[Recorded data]
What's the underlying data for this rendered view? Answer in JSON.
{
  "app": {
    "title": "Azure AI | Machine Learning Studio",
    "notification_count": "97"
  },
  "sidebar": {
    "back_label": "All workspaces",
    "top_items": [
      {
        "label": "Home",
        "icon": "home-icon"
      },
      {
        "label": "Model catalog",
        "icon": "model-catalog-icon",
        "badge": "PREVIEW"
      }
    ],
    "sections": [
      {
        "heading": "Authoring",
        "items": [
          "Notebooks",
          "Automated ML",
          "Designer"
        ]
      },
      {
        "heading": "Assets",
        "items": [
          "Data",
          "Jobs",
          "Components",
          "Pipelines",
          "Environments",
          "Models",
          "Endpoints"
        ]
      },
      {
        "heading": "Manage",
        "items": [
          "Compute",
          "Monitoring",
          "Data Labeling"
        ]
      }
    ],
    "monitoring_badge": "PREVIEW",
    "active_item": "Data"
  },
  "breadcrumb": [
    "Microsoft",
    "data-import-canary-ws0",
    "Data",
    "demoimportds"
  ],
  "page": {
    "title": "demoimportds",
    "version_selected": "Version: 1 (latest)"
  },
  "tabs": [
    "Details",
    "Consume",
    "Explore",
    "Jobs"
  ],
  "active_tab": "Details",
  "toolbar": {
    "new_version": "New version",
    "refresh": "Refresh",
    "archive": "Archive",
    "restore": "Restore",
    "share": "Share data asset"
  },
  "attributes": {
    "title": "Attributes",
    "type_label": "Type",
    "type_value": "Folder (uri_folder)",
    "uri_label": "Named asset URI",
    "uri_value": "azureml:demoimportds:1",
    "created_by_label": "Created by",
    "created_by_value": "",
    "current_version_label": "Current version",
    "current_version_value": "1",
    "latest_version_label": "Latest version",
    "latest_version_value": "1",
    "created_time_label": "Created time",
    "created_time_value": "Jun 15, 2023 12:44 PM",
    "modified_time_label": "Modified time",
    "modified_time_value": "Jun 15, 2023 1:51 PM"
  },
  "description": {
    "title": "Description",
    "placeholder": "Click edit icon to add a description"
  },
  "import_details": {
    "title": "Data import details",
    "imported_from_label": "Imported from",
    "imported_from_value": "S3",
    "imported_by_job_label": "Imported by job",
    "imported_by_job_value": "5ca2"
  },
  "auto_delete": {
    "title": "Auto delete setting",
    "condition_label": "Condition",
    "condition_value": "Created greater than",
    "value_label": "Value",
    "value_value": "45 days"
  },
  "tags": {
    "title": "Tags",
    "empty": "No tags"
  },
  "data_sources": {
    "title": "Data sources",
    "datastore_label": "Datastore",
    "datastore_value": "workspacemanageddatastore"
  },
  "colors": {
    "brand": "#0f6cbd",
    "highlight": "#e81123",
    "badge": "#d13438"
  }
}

WHAT TO PRODUCE: Each line of the data that includes the word "catalog" counts once; report the total and nothing more.

TASK OUTPUT: 2